The records that follow need to be output exactly as they are.

Dataset excerpt:
§ §
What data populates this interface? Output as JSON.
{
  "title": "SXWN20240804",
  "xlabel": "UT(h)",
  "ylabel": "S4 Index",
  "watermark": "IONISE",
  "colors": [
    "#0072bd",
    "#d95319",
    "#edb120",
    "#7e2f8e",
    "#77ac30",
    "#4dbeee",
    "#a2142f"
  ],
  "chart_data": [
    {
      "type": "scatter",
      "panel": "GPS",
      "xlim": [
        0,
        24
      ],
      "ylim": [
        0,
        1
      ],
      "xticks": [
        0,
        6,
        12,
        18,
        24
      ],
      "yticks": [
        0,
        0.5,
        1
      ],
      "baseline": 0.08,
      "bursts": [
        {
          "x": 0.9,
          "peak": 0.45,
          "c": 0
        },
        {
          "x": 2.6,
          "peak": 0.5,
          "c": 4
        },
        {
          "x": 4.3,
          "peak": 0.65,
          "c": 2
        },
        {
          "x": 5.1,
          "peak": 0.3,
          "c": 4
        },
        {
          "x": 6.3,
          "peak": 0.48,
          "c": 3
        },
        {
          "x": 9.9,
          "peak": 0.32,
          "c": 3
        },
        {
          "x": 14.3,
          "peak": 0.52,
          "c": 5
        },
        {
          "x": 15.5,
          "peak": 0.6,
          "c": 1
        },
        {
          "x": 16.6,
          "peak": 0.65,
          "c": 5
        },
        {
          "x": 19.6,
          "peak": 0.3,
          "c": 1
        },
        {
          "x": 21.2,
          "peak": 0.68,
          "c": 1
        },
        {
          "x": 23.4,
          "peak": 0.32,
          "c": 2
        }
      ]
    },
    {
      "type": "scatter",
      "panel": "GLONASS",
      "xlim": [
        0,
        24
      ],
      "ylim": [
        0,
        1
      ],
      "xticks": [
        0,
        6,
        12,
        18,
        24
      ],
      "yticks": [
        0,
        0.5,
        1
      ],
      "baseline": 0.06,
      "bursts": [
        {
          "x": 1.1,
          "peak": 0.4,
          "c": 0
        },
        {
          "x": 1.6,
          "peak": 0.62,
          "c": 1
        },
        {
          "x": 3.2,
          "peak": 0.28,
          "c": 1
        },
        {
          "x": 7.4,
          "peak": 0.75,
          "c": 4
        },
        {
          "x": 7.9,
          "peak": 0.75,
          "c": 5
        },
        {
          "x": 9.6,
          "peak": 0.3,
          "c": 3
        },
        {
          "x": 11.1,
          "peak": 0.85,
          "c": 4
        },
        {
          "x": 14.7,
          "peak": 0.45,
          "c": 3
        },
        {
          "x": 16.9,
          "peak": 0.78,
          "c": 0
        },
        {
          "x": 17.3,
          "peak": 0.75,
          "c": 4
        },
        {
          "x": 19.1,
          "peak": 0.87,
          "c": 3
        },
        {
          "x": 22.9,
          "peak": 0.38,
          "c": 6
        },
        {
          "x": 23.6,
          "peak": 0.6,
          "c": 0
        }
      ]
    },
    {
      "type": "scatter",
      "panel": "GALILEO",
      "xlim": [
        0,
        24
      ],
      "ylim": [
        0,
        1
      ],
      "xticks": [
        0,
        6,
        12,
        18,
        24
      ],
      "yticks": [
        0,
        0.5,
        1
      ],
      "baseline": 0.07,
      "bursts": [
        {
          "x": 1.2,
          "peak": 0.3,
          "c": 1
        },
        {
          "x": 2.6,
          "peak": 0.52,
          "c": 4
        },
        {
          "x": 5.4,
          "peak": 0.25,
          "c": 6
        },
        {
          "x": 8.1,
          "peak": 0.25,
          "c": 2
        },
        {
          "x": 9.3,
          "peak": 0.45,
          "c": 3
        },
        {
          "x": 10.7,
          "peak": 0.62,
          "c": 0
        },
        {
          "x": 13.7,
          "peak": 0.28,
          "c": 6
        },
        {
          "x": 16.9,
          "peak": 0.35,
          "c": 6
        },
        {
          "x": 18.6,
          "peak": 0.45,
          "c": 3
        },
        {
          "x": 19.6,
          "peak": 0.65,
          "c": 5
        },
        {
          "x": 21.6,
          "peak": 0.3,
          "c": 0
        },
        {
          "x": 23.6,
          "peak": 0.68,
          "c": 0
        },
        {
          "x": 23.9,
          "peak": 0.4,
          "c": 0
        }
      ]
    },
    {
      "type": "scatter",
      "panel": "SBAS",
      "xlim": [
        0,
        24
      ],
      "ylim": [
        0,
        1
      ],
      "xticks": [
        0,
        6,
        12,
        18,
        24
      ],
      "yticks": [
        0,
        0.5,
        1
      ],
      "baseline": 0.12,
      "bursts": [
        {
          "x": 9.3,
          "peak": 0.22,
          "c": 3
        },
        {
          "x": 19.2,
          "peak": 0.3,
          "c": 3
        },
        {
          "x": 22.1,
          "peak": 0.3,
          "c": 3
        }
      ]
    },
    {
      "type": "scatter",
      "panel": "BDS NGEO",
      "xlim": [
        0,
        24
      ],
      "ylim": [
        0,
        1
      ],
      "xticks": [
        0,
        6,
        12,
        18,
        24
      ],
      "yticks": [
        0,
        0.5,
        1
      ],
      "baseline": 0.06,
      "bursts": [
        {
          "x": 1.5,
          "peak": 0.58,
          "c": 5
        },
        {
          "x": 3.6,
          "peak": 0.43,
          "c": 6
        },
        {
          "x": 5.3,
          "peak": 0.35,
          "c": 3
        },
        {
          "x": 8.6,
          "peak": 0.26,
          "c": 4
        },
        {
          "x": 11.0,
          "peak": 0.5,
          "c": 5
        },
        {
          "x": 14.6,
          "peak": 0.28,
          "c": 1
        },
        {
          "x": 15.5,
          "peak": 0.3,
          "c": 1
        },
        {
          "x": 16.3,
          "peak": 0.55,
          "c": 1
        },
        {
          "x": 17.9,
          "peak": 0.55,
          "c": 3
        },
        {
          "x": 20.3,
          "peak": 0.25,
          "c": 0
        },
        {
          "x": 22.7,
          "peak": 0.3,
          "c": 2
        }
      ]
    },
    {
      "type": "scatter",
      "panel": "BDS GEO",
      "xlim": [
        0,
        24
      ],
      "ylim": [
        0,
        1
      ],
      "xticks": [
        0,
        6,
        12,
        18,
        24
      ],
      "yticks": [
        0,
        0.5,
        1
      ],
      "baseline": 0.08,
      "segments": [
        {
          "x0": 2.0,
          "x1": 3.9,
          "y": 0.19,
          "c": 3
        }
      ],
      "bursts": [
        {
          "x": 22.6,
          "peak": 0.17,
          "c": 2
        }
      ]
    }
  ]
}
§ §
▶ Exercise solution:
What data populates this interface? Output as JSON.
{
  "title": "SXWN20240804",
  "xlabel": "UT(h)",
  "ylabel": "S4 Index",
  "watermark": "IONISE",
  "colors": [
    "#0072bd",
    "#d95319",
    "#edb120",
    "#7e2f8e",
    "#77ac30",
    "#4dbeee",
    "#a2142f"
  ],
  "chart_data": [
    {
      "type": "scatter",
      "panel": "GPS",
      "xlim": [
        0,
        24
      ],
      "ylim": [
        0,
        1
      ],
      "xticks": [
        0,
        6,
        12,
        18,
        24
      ],
      "yticks": [
        0,
        0.5,
        1
      ],
      "baseline": 0.08,
      "bursts": [
        {
          "x": 0.9,
          "peak": 0.45,
          "c": 0
        },
        {
          "x": 2.6,
          "peak": 0.5,
          "c": 4
        },
        {
          "x": 4.3,
          "peak": 0.65,
          "c": 2
        },
        {
          "x": 5.1,
          "peak": 0.3,
          "c": 4
        },
        {
          "x": 6.3,
          "peak": 0.48,
          "c": 3
        },
        {
          "x": 9.9,
          "peak": 0.32,
          "c": 3
        },
        {
          "x": 14.3,
          "peak": 0.52,
          "c": 5
        },
        {
          "x": 15.5,
          "peak": 0.6,
          "c": 1
        },
        {
          "x": 16.6,
          "peak": 0.65,
          "c": 5
        },
        {
          "x": 19.6,
          "peak": 0.3,
          "c": 1
        },
        {
          "x": 21.2,
          "peak": 0.68,
          "c": 1
        },
        {
          "x": 23.4,
          "peak": 0.32,
          "c": 2
        }
      ]
    },
    {
      "type": "scatter",
      "panel": "GLONASS",
      "xlim": [
        0,
        24
      ],
      "ylim": [
        0,
        1
      ],
      "xticks": [
        0,
        6,
        12,
        18,
        24
      ],
      "yticks": [
        0,
        0.5,
        1
      ],
      "baseline": 0.06,
      "bursts": [
        {
          "x": 1.1,
          "peak": 0.4,
          "c": 0
        },
        {
          "x": 1.6,
          "peak": 0.62,
          "c": 1
        },
        {
          "x": 3.2,
          "peak": 0.28,
          "c": 1
        },
        {
          "x": 7.4,
          "peak": 0.75,
          "c": 4
        },
        {
          "x": 7.9,
          "peak": 0.75,
          "c": 5
        },
        {
          "x": 9.6,
          "peak": 0.3,
          "c": 3
        },
        {
          "x": 11.1,
          "peak": 0.85,
          "c": 4
        },
        {
          "x": 14.7,
          "peak": 0.45,
          "c": 3
        },
        {
          "x": 16.9,
          "peak": 0.78,
          "c": 0
        },
        {
          "x": 17.3,
          "peak": 0.75,
          "c": 4
        },
        {
          "x": 19.1,
          "peak": 0.87,
          "c": 3
        },
        {
          "x": 22.9,
          "peak": 0.38,
          "c": 6
        },
        {
          "x": 23.6,
          "peak": 0.6,
          "c": 0
        }
      ]
    },
    {
      "type": "scatter",
      "panel": "GALILEO",
      "xlim": [
        0,
        24
      ],
      "ylim": [
        0,
        1
      ],
      "xticks": [
        0,
        6,
        12,
        18,
        24
      ],
      "yticks": [
        0,
        0.5,
        1
      ],
      "baseline": 0.07,
      "bursts": [
        {
          "x": 1.2,
          "peak": 0.3,
          "c": 1
        },
        {
          "x": 2.6,
          "peak": 0.52,
          "c": 4
        },
        {
          "x": 5.4,
          "peak": 0.25,
          "c": 6
        },
        {
          "x": 8.1,
          "peak": 0.25,
          "c": 2
        },
        {
          "x": 9.3,
          "peak": 0.45,
          "c": 3
        },
        {
          "x": 10.7,
          "peak": 0.62,
          "c": 0
        },
        {
          "x": 13.7,
          "peak": 0.28,
          "c": 6
        },
        {
          "x": 16.9,
          "peak": 0.35,
          "c": 6
        },
        {
          "x": 18.6,
          "peak": 0.45,
          "c": 3
        },
        {
          "x": 19.6,
          "peak": 0.65,
          "c": 5
        },
        {
          "x": 21.6,
          "peak": 0.3,
          "c": 0
        },
        {
          "x": 23.6,
          "peak": 0.68,
          "c": 0
        },
        {
          "x": 23.9,
          "peak": 0.4,
          "c": 0
        }
      ]
    },
    {
      "type": "scatter",
      "panel": "SBAS",
      "xlim": [
        0,
        24
      ],
      "ylim": [
        0,
        1
      ],
      "xticks": [
        0,
        6,
        12,
        18,
        24
      ],
      "yticks": [
        0,
        0.5,
        1
      ],
      "baseline": 0.12,
      "bursts": [
        {
          "x": 9.3,
          "peak": 0.22,
          "c": 3
        },
        {
          "x": 19.2,
          "peak": 0.3,
          "c": 3
        },
        {
          "x": 22.1,
          "peak": 0.3,
          "c": 3
        }
      ]
    },
    {
      "type": "scatter",
      "panel": "BDS NGEO",
      "xlim": [
        0,
        24
      ],
      "ylim": [
        0,
        1
      ],
      "xticks": [
        0,
        6,
        12,
        18,
        24
      ],
      "yticks": [
        0,
        0.5,
        1
      ],
      "baseline": 0.06,
      "bursts": [
        {
          "x": 1.5,
          "peak": 0.58,
          "c": 5
        },
        {
          "x": 3.6,
          "peak": 0.43,
          "c": 6
        },
        {
          "x": 5.3,
          "peak": 0.35,
          "c": 3
        },
        {
          "x": 8.6,
          "peak": 0.26,
          "c": 4
        },
        {
          "x": 11.0,
          "peak": 0.5,
          "c": 5
        },
        {
          "x": 14.6,
          "peak": 0.28,
          "c": 1
        },
        {
          "x": 15.5,
          "peak": 0.3,
          "c": 1
        },
        {
          "x": 16.3,
          "peak": 0.55,
          "c": 1
        },
        {
          "x": 17.9,
          "peak": 0.55,
          "c": 3
        },
        {
          "x": 20.3,
          "peak": 0.25,
          "c": 0
        },
        {
          "x": 22.7,
          "peak": 0.3,
          "c": 2
        }
      ]
    },
    {
      "type": "scatter",
      "panel": "BDS GEO",
      "xlim": [
        0,
        24
      ],
      "ylim": [
        0,
        1
      ],
      "xticks": [
        0,
        6,
        12,
        18,
        24
      ],
      "yticks": [
        0,
        0.5,
        1
      ],
      "baseline": 0.08,
      "segments": [
        {
          "x0": 2.0,
          "x1": 3.9,
          "y": 0.19,
          "c": 3
        }
      ],
      "bursts": [
        {
          "x": 22.6,
          "peak": 0.17,
          "c": 2
        }
      ]
    }
  ]
}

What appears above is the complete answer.